*INSTRUCTIONS TO FOLLOW*:
The answer is all of the data, repeated exactly.

*SOURCE MATERIAL*:
--------------------
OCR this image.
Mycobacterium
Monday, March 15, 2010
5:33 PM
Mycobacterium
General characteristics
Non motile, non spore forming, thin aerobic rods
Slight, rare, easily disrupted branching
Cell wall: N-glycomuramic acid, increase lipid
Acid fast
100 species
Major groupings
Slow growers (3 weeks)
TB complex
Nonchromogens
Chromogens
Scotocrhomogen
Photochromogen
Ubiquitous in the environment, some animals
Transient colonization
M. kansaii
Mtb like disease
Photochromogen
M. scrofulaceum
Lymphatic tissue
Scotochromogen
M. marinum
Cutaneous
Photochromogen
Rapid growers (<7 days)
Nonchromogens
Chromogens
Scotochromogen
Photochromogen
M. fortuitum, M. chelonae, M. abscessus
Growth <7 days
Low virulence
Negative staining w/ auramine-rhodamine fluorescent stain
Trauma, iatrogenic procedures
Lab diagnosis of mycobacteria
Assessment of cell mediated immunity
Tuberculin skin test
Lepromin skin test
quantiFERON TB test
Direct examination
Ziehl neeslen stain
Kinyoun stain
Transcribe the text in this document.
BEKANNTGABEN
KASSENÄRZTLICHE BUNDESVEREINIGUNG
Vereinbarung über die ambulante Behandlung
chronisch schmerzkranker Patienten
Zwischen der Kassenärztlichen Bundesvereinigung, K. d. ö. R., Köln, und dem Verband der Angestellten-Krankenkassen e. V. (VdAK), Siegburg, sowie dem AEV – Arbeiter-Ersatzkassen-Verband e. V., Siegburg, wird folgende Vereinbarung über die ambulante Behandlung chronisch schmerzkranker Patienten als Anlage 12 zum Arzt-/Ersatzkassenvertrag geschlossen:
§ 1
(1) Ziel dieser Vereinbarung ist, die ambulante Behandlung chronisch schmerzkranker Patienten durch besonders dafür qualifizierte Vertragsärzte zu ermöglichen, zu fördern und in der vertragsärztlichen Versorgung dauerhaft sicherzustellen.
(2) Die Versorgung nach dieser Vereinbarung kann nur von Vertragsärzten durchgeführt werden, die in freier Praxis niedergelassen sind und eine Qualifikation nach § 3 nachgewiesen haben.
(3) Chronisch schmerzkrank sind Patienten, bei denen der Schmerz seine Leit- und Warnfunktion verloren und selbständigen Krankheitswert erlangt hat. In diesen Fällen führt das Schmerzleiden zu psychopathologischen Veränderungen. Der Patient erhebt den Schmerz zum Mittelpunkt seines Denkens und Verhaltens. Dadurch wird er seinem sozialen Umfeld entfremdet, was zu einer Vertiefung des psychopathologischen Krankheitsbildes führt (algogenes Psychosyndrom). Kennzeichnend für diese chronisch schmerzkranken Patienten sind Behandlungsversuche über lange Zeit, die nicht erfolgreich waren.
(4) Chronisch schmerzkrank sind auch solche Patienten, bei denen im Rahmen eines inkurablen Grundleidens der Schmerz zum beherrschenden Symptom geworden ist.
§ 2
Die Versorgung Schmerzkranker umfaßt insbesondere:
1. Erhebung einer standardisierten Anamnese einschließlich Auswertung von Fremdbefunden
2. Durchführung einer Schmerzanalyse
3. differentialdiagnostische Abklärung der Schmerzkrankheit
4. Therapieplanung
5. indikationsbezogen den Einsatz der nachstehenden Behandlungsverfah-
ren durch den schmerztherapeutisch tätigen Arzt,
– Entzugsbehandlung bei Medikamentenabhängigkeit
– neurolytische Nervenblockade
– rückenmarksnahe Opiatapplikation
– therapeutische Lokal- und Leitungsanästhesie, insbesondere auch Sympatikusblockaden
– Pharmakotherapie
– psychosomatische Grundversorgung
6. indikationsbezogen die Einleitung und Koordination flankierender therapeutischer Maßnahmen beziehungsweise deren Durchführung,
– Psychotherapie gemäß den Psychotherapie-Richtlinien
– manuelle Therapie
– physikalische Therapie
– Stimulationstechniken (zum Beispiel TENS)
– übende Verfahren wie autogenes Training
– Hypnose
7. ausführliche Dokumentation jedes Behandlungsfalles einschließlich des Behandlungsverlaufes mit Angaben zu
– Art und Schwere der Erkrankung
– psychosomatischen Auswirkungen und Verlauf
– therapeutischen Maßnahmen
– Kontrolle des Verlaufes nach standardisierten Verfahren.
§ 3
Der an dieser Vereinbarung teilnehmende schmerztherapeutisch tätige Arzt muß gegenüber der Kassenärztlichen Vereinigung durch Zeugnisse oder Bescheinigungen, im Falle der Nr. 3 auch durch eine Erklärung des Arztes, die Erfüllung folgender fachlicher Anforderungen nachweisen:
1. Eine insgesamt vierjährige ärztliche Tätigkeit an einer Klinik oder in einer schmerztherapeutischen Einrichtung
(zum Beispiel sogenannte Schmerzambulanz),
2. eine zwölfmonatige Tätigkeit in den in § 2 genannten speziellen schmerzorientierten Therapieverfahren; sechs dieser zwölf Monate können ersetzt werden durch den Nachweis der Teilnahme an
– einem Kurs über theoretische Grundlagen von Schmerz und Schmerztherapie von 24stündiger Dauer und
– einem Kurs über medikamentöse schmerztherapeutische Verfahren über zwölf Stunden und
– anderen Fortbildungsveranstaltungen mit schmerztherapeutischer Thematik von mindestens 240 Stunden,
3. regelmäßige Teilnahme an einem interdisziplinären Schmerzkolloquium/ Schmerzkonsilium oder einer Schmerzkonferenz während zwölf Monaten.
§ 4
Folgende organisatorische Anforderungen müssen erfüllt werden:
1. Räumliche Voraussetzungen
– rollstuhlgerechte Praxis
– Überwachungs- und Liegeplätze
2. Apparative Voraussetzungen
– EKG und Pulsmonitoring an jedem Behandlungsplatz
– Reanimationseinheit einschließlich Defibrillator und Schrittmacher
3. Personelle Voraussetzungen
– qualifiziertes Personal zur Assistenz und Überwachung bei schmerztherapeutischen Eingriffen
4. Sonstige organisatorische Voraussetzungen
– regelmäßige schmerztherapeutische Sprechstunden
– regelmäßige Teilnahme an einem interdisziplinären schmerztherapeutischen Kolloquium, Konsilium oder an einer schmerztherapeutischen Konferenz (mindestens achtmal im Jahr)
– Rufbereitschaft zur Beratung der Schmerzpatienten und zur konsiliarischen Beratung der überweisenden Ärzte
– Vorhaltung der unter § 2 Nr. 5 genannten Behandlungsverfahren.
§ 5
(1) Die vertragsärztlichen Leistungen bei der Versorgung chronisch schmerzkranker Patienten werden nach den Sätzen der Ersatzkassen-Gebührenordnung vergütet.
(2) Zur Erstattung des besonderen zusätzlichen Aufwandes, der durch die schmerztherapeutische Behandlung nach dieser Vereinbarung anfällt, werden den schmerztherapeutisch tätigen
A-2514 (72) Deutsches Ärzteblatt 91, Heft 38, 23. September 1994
--------------------
*RESPONSE BELOW*:
OCR this image.
Mycobacterium
Monday, March 15, 2010
5:33 PM
Mycobacterium
General characteristics
Non motile, non spore forming, thin aerobic rods
Slight, rare, easily disrupted branching
Cell wall: N-glycomuramic acid, increase lipid
Acid fast
100 species
Major groupings
Slow growers (3 weeks)
TB complex
Nonchromogens
Chromogens
Scotocrhomogen
Photochromogen
Ubiquitous in the environment, some animals
Transient colonization
M. kansaii
Mtb like disease
Photochromogen
M. scrofulaceum
Lymphatic tissue
Scotochromogen
M. marinum
Cutaneous
Photochromogen
Rapid growers (<7 days)
Nonchromogens
Chromogens
Scotochromogen
Photochromogen
M. fortuitum, M. chelonae, M. abscessus
Growth <7 days
Low virulence
Negative staining w/ auramine-rhodamine fluorescent stain
Trauma, iatrogenic procedures
Lab diagnosis of mycobacteria
Assessment of cell mediated immunity
Tuberculin skin test
Lepromin skin test
quantiFERON TB test
Direct examination
Ziehl neeslen stain
Kinyoun stain
Transcribe the text in this document.
BEKANNTGABEN
KASSENÄRZTLICHE BUNDESVEREINIGUNG
Vereinbarung über die ambulante Behandlung
chronisch schmerzkranker Patienten
Zwischen der Kassenärztlichen Bundesvereinigung, K. d. ö. R., Köln, und dem Verband der Angestellten-Krankenkassen e. V. (VdAK), Siegburg, sowie dem AEV – Arbeiter-Ersatzkassen-Verband e. V., Siegburg, wird folgende Vereinbarung über die ambulante Behandlung chronisch schmerzkranker Patienten als Anlage 12 zum Arzt-/Ersatzkassenvertrag geschlossen:
§ 1
(1) Ziel dieser Vereinbarung ist, die ambulante Behandlung chronisch schmerzkranker Patienten durch besonders dafür qualifizierte Vertragsärzte zu ermöglichen, zu fördern und in der vertragsärztlichen Versorgung dauerhaft sicherzustellen.
(2) Die Versorgung nach dieser Vereinbarung kann nur von Vertragsärzten durchgeführt werden, die in freier Praxis niedergelassen sind und eine Qualifikation nach § 3 nachgewiesen haben.
(3) Chronisch schmerzkrank sind Patienten, bei denen der Schmerz seine Leit- und Warnfunktion verloren und selbständigen Krankheitswert erlangt hat. In diesen Fällen führt das Schmerzleiden zu psychopathologischen Veränderungen. Der Patient erhebt den Schmerz zum Mittelpunkt seines Denkens und Verhaltens. Dadurch wird er seinem sozialen Umfeld entfremdet, was zu einer Vertiefung des psychopathologischen Krankheitsbildes führt (algogenes Psychosyndrom). Kennzeichnend für diese chronisch schmerzkranken Patienten sind Behandlungsversuche über lange Zeit, die nicht erfolgreich waren.
(4) Chronisch schmerzkrank sind auch solche Patienten, bei denen im Rahmen eines inkurablen Grundleidens der Schmerz zum beherrschenden Symptom geworden ist.
§ 2
Die Versorgung Schmerzkranker umfaßt insbesondere:
1. Erhebung einer standardisierten Anamnese einschließlich Auswertung von Fremdbefunden
2. Durchführung einer Schmerzanalyse
3. differentialdiagnostische Abklärung der Schmerzkrankheit
4. Therapieplanung
5. indikationsbezogen den Einsatz der nachstehenden Behandlungsverfah-
ren durch den schmerztherapeutisch tätigen Arzt,
– Entzugsbehandlung bei Medikamentenabhängigkeit
– neurolytische Nervenblockade
– rückenmarksnahe Opiatapplikation
– therapeutische Lokal- und Leitungsanästhesie, insbesondere auch Sympatikusblockaden
– Pharmakotherapie
– psychosomatische Grundversorgung
6. indikationsbezogen die Einleitung und Koordination flankierender therapeutischer Maßnahmen beziehungsweise deren Durchführung,
– Psychotherapie gemäß den Psychotherapie-Richtlinien
– manuelle Therapie
– physikalische Therapie
– Stimulationstechniken (zum Beispiel TENS)
– übende Verfahren wie autogenes Training
– Hypnose
7. ausführliche Dokumentation jedes Behandlungsfalles einschließlich des Behandlungsverlaufes mit Angaben zu
– Art und Schwere der Erkrankung
– psychosomatischen Auswirkungen und Verlauf
– therapeutischen Maßnahmen
– Kontrolle des Verlaufes nach standardisierten Verfahren.
§ 3
Der an dieser Vereinbarung teilnehmende schmerztherapeutisch tätige Arzt muß gegenüber der Kassenärztlichen Vereinigung durch Zeugnisse oder Bescheinigungen, im Falle der Nr. 3 auch durch eine Erklärung des Arztes, die Erfüllung folgender fachlicher Anforderungen nachweisen:
1. Eine insgesamt vierjährige ärztliche Tätigkeit an einer Klinik oder in einer schmerztherapeutischen Einrichtung
(zum Beispiel sogenannte Schmerzambulanz),
2. eine zwölfmonatige Tätigkeit in den in § 2 genannten speziellen schmerzorientierten Therapieverfahren; sechs dieser zwölf Monate können ersetzt werden durch den Nachweis der Teilnahme an
– einem Kurs über theoretische Grundlagen von Schmerz und Schmerztherapie von 24stündiger Dauer und
– einem Kurs über medikamentöse schmerztherapeutische Verfahren über zwölf Stunden und
– anderen Fortbildungsveranstaltungen mit schmerztherapeutischer Thematik von mindestens 240 Stunden,
3. regelmäßige Teilnahme an einem interdisziplinären Schmerzkolloquium/ Schmerzkonsilium oder einer Schmerzkonferenz während zwölf Monaten.
§ 4
Folgende organisatorische Anforderungen müssen erfüllt werden:
1. Räumliche Voraussetzungen
– rollstuhlgerechte Praxis
– Überwachungs- und Liegeplätze
2. Apparative Voraussetzungen
– EKG und Pulsmonitoring an jedem Behandlungsplatz
– Reanimationseinheit einschließlich Defibrillator und Schrittmacher
3. Personelle Voraussetzungen
– qualifiziertes Personal zur Assistenz und Überwachung bei schmerztherapeutischen Eingriffen
4. Sonstige organisatorische Voraussetzungen
– regelmäßige schmerztherapeutische Sprechstunden
– regelmäßige Teilnahme an einem interdisziplinären schmerztherapeutischen Kolloquium, Konsilium oder an einer schmerztherapeutischen Konferenz (mindestens achtmal im Jahr)
– Rufbereitschaft zur Beratung der Schmerzpatienten und zur konsiliarischen Beratung der überweisenden Ärzte
– Vorhaltung der unter § 2 Nr. 5 genannten Behandlungsverfahren.
§ 5
(1) Die vertragsärztlichen Leistungen bei der Versorgung chronisch schmerzkranker Patienten werden nach den Sätzen der Ersatzkassen-Gebührenordnung vergütet.
(2) Zur Erstattung des besonderen zusätzlichen Aufwandes, der durch die schmerztherapeutische Behandlung nach dieser Vereinbarung anfällt, werden den schmerztherapeutisch tätigen
A-2514 (72) Deutsches Ärzteblatt 91, Heft 38, 23. September 1994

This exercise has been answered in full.